[Stated goal]
Copy everything from the start of the material below down through the line that contains "calendar-cell: 7Sunrise: 6:28", both ends included, with no changes.

[Dataset content]
──────────────────────────────

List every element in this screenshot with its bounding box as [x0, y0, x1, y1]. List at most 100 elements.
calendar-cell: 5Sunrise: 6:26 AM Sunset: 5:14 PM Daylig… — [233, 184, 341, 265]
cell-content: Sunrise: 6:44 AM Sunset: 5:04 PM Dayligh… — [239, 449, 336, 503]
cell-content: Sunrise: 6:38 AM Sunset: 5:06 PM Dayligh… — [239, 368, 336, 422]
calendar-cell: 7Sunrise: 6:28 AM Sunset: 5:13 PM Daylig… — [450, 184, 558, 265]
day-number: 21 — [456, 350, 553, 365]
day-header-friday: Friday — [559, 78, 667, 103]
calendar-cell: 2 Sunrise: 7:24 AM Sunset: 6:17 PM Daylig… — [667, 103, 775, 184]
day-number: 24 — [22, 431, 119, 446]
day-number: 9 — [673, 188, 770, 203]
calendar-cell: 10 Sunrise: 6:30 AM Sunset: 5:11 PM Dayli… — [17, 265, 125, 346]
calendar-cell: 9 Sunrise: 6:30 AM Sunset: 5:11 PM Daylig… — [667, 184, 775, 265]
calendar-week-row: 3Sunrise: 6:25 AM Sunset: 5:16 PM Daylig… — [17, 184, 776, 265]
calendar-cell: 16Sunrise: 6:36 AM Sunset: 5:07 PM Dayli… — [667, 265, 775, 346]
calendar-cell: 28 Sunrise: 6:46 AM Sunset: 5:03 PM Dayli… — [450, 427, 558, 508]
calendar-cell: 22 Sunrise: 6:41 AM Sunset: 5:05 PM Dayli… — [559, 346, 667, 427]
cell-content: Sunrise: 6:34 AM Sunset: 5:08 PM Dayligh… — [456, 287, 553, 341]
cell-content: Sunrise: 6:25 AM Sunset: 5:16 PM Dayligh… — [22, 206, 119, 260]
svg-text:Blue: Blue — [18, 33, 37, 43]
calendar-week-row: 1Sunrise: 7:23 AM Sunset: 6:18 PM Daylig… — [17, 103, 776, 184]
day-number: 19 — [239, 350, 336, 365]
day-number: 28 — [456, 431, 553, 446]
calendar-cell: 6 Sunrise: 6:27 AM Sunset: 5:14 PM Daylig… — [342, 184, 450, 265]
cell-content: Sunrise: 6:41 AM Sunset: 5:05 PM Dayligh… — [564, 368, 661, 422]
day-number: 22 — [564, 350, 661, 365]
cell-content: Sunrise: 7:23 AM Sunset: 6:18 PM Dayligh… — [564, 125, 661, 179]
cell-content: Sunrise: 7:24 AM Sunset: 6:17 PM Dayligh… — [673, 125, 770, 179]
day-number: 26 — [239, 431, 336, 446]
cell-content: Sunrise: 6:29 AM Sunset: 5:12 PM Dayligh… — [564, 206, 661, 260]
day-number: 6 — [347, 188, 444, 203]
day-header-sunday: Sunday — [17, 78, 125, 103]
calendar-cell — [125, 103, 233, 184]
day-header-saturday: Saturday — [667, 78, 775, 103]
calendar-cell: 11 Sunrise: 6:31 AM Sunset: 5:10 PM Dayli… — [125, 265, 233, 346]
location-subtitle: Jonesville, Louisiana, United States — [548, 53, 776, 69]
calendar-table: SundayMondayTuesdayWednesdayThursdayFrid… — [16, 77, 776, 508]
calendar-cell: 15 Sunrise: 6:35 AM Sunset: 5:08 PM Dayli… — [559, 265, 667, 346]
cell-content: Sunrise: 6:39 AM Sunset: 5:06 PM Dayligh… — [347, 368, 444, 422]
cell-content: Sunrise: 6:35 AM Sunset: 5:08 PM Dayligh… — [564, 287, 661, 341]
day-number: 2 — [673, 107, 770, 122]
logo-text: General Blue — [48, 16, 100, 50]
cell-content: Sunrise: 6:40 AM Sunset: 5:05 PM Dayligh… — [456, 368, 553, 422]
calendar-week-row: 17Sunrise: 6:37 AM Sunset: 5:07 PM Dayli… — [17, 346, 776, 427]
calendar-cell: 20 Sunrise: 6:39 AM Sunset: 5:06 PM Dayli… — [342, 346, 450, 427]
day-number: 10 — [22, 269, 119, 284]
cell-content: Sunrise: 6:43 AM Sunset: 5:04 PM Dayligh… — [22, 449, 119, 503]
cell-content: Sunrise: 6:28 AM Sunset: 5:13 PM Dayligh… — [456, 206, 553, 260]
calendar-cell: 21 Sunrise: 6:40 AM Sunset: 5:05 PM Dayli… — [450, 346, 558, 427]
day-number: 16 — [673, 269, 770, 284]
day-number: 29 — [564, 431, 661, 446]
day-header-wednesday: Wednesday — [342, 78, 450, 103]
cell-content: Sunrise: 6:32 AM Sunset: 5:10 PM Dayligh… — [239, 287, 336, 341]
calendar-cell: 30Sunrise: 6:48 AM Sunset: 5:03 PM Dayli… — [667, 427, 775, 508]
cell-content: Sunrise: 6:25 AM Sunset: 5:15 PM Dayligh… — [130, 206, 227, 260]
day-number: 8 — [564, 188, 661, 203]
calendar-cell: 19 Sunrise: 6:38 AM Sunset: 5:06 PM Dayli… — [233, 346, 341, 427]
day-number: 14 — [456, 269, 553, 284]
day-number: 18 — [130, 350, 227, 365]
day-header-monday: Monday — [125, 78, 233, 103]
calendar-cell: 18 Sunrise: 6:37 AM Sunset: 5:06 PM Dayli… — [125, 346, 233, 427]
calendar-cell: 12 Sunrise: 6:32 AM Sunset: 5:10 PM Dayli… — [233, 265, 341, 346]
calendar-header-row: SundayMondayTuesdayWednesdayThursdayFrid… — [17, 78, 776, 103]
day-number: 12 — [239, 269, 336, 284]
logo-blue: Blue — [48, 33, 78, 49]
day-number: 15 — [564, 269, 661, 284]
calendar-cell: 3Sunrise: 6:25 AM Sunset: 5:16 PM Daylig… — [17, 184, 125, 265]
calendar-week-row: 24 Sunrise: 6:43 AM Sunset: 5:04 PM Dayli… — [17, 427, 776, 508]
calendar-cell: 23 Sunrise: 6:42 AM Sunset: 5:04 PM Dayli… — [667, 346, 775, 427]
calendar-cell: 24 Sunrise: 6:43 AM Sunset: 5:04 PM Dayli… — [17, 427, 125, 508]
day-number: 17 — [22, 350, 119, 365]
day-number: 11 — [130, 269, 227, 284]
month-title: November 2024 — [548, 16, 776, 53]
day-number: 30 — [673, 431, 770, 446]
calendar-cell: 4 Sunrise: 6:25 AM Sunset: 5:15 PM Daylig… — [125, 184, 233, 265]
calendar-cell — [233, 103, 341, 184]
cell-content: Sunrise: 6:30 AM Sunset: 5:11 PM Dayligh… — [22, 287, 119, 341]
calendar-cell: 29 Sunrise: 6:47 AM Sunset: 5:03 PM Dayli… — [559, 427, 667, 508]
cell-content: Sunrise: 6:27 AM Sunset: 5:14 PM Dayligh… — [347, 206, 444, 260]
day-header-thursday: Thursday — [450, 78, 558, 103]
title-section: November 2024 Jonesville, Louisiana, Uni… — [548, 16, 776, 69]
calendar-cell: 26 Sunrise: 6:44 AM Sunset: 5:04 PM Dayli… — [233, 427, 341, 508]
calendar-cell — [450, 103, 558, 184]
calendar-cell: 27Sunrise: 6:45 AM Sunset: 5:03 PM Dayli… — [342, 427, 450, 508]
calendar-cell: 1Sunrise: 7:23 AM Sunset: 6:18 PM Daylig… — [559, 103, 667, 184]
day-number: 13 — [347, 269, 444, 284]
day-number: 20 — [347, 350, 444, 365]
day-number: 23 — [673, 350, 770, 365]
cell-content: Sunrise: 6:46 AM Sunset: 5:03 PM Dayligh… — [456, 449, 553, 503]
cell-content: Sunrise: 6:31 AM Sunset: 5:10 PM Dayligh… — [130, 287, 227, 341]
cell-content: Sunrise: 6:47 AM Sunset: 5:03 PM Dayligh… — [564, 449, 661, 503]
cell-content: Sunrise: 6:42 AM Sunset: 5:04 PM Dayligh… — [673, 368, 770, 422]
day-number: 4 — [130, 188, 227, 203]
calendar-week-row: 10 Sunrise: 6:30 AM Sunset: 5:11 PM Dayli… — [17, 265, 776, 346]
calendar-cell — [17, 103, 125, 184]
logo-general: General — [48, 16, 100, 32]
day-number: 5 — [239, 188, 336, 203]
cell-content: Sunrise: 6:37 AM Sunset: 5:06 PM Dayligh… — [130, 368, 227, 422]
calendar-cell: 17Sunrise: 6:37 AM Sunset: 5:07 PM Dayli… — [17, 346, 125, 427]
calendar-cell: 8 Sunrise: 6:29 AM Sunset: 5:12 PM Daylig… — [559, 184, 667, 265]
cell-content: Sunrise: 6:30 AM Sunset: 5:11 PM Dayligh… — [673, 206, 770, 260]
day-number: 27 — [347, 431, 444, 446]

──────────────────────────────

[Correct response]
List every element in this screenshot with its bounding box as [x0, y0, x1, y1]. List at most 100 elements.
calendar-cell: 5Sunrise: 6:26 AM Sunset: 5:14 PM Daylig… — [233, 184, 341, 265]
cell-content: Sunrise: 6:44 AM Sunset: 5:04 PM Dayligh… — [239, 449, 336, 503]
cell-content: Sunrise: 6:38 AM Sunset: 5:06 PM Dayligh… — [239, 368, 336, 422]
calendar-cell: 7Sunrise: 6:28 AM Sunset: 5:13 PM Daylig… — [450, 184, 558, 265]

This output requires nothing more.